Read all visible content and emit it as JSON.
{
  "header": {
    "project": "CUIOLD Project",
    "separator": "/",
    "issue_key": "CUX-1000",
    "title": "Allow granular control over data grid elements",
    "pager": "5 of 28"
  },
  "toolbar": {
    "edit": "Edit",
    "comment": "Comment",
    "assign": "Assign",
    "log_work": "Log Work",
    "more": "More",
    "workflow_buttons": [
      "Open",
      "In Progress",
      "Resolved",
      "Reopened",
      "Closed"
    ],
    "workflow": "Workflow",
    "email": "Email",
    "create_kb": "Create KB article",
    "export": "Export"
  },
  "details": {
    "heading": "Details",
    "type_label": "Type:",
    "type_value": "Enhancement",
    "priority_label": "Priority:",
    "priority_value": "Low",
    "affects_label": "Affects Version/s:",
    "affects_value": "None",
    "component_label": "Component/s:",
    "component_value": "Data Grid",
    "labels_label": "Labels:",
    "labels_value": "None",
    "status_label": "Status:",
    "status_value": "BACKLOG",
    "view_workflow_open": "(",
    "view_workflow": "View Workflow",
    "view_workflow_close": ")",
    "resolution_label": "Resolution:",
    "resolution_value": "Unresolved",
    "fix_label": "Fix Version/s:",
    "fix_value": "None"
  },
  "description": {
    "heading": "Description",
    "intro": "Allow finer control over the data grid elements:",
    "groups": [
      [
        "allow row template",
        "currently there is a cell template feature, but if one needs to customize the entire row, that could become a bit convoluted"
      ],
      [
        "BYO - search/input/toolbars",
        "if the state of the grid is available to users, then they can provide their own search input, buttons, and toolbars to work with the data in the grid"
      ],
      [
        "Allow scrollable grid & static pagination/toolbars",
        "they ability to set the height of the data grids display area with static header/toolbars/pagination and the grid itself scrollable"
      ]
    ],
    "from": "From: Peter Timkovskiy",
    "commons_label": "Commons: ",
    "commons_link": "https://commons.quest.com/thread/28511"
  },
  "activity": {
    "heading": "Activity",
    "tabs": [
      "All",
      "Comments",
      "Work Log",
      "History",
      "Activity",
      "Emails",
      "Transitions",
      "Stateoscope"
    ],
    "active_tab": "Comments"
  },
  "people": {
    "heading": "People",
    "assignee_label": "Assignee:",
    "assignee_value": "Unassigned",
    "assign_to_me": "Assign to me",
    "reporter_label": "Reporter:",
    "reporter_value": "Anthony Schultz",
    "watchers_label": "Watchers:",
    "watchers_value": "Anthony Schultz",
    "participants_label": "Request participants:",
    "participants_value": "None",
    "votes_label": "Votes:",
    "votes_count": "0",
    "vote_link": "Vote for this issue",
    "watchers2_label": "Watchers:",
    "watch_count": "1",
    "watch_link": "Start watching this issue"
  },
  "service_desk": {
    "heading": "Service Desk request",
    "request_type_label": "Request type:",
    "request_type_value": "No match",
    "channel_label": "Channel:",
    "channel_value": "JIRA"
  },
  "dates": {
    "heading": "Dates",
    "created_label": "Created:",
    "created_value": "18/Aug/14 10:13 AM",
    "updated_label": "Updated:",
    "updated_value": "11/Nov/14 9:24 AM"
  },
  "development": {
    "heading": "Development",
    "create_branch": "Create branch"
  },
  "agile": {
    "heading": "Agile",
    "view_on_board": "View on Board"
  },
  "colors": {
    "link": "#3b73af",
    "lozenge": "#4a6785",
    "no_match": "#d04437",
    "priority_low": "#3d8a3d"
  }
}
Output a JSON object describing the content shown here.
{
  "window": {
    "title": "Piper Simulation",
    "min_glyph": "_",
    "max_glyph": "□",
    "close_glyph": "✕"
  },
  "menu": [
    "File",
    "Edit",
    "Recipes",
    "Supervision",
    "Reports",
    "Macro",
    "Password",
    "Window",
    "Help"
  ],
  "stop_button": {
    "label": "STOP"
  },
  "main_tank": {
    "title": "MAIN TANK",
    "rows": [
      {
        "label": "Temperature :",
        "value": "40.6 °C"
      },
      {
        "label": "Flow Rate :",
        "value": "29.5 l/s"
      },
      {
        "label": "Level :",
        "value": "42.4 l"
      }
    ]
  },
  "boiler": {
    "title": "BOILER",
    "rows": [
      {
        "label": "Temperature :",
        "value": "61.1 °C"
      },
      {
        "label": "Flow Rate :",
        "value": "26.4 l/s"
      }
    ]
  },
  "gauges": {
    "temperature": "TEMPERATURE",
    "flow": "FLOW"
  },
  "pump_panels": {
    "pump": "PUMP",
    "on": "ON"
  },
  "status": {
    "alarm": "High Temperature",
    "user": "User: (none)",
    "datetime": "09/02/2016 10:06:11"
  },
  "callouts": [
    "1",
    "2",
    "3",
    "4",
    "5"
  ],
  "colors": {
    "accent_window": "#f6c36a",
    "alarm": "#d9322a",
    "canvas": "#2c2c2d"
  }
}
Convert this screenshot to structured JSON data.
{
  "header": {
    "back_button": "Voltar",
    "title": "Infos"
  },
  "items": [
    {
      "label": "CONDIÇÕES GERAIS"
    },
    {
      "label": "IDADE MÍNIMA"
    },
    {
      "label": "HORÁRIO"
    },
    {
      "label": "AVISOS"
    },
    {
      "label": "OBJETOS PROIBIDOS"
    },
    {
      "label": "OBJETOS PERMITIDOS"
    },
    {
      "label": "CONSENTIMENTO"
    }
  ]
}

### TASK BRIEF
Extract from the material all lines containing the string "toolbars".

### RESULT BELOW
        "BYO - search/input/toolbars",
        "if the state of the grid is available to users, then they can provide their own search input, buttons, and toolbars to work with the data in the grid"
        "Allow scrollable grid & static pagination/toolbars",
        "they ability to set the height of the data grids display area with static header/toolbars/pagination and the grid itself scrollable"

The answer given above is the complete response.